** Required task **
Sift the listing for lines that hold the string "alia" and pull them out.

....................

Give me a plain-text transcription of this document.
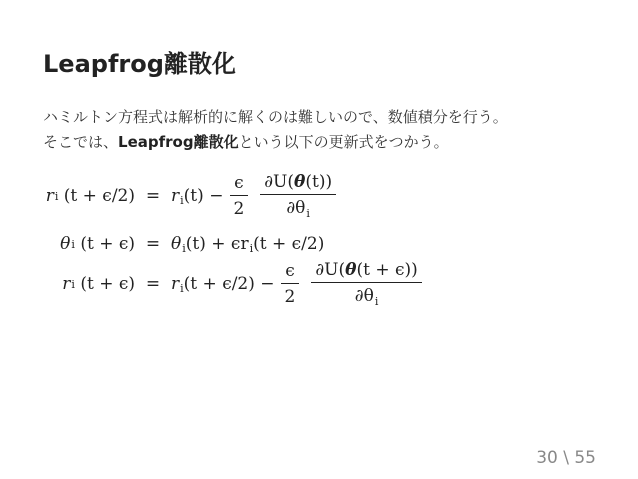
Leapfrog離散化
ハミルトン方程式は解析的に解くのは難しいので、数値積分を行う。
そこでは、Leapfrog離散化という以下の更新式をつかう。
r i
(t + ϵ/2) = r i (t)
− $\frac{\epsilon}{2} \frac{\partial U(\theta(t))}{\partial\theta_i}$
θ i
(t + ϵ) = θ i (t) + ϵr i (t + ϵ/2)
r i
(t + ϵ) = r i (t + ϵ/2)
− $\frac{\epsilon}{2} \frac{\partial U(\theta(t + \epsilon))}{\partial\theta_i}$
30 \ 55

....................

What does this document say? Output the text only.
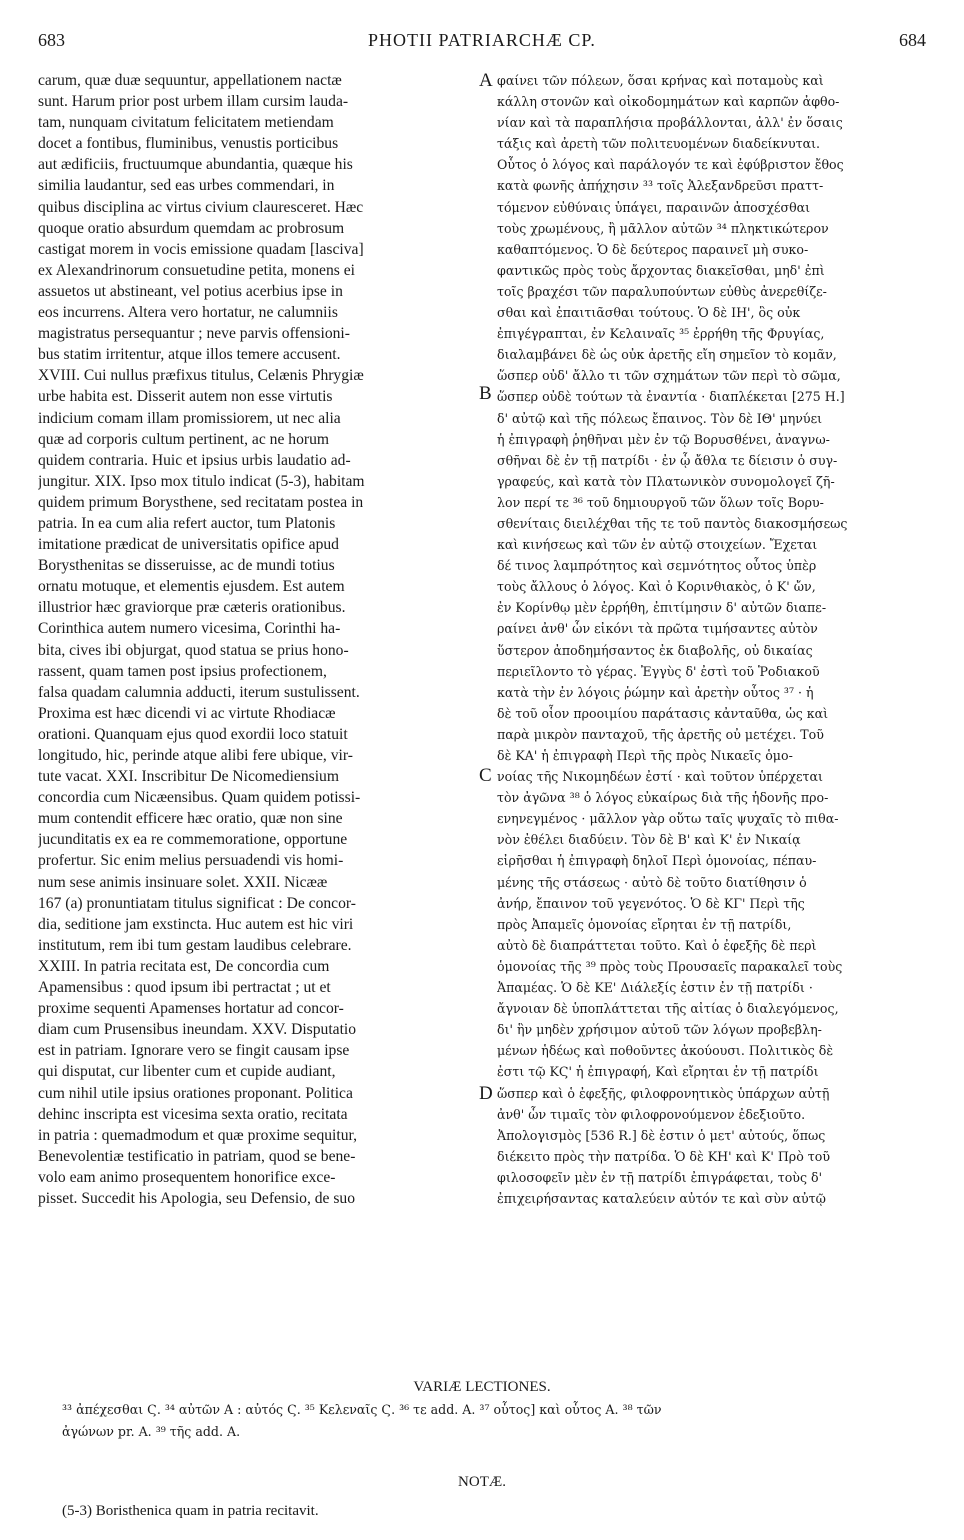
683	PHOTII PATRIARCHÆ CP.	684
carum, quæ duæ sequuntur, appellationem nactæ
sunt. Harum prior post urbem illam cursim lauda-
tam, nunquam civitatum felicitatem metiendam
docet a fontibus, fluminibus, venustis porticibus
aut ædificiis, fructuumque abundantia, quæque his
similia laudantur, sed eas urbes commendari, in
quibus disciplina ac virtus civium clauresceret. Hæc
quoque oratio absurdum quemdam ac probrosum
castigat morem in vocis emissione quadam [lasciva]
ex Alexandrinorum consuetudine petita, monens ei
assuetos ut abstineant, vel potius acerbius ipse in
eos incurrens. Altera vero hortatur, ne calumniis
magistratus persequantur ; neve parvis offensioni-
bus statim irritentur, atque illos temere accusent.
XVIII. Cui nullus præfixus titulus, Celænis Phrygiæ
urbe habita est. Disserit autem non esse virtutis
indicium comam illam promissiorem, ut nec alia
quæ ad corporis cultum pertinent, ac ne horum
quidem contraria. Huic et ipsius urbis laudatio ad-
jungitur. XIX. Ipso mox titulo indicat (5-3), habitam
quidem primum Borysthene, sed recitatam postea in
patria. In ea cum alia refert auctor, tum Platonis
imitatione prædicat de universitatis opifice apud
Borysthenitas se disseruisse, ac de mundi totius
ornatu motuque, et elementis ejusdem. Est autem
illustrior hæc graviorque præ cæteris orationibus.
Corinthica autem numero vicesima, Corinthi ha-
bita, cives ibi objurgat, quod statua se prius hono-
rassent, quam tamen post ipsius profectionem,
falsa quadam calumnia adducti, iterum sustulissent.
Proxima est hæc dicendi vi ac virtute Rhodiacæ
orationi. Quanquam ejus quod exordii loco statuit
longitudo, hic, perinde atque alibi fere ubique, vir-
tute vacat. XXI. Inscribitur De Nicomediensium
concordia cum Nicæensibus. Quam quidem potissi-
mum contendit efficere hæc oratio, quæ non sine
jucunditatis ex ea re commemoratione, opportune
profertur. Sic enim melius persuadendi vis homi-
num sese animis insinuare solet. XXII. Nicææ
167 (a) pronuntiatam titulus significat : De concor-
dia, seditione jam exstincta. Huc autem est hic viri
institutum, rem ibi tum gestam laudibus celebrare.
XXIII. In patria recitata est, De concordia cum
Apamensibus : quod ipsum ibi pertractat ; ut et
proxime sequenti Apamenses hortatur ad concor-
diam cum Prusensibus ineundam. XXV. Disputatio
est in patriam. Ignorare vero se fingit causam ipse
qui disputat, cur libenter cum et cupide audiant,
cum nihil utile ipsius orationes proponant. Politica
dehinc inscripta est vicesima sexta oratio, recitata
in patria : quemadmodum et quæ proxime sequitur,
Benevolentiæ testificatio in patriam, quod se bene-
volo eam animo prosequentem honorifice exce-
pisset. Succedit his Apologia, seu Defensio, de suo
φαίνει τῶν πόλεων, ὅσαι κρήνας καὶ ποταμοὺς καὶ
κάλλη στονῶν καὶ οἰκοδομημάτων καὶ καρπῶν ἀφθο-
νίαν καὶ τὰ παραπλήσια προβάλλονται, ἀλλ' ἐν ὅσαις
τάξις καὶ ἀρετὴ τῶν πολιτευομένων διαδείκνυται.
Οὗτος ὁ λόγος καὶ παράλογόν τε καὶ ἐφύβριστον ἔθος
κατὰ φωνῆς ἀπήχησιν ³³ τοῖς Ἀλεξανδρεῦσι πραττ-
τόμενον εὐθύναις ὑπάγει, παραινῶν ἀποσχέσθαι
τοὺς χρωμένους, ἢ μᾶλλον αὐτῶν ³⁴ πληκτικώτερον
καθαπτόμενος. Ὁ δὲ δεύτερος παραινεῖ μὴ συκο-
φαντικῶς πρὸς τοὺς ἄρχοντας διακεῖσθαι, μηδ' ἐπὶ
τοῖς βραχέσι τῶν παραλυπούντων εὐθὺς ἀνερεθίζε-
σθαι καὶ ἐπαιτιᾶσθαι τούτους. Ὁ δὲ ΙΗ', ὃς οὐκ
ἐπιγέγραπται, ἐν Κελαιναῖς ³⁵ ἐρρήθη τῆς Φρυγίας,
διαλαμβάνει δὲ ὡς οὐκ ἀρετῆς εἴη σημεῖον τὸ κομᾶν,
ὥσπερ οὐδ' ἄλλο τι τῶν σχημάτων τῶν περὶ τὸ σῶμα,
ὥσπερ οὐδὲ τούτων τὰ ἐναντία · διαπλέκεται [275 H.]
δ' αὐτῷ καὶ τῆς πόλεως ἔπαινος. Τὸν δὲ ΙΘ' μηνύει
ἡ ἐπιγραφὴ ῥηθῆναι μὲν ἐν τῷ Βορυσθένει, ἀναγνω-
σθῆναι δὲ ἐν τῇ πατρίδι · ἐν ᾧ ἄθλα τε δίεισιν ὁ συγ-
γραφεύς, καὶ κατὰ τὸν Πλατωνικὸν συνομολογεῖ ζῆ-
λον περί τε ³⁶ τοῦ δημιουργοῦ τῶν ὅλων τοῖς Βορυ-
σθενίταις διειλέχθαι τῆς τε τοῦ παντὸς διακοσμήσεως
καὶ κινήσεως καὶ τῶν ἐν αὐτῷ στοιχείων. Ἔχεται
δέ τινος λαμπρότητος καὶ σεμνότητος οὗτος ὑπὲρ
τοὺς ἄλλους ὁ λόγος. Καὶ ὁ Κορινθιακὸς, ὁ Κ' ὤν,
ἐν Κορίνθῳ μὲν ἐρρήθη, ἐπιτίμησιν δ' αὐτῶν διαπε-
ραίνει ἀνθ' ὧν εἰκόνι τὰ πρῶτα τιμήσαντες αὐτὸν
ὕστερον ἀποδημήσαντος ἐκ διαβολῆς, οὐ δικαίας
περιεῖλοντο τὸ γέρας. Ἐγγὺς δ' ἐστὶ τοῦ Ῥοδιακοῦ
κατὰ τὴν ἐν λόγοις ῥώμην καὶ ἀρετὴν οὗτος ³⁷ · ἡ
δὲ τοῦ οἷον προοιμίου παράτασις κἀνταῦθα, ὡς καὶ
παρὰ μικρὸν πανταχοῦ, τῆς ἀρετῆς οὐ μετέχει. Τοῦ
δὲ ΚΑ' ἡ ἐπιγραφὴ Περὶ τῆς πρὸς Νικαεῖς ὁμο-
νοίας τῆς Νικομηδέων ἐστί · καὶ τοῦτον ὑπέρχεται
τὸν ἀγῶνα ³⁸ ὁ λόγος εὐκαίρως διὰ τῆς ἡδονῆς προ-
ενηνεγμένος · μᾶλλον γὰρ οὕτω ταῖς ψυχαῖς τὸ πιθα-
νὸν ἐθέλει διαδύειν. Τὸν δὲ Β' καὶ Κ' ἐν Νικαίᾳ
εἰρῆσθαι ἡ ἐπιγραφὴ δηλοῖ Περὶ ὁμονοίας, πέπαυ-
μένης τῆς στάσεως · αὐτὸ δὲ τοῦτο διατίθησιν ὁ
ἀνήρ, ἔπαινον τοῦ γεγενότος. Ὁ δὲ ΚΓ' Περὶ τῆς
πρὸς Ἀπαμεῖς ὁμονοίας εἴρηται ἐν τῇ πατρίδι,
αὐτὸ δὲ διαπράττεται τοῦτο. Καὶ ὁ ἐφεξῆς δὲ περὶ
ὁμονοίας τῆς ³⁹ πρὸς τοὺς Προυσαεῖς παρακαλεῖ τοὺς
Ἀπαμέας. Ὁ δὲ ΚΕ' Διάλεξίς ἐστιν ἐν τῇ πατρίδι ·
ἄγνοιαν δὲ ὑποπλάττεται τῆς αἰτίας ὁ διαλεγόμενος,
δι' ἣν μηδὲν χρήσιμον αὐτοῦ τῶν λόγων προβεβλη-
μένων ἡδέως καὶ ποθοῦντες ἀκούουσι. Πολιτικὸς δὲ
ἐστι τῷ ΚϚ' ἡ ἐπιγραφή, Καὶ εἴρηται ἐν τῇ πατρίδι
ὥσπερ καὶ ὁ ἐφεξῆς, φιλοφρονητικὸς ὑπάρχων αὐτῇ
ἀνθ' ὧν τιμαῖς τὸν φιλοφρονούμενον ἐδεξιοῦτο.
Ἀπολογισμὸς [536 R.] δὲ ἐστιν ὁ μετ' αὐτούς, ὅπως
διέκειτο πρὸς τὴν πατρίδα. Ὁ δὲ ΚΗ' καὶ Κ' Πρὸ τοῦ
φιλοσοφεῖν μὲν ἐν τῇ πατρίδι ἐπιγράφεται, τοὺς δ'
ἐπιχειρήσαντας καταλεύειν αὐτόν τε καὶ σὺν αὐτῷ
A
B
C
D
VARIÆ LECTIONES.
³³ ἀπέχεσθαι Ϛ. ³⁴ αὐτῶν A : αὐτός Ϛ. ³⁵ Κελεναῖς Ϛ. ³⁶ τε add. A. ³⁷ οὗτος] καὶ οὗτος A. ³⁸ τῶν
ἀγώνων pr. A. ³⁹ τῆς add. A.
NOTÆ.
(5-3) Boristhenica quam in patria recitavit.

....................

** Written response **
indicium comam illam promissiorem, ut nec alia
patria. In ea cum alia refert auctor, tum Platonis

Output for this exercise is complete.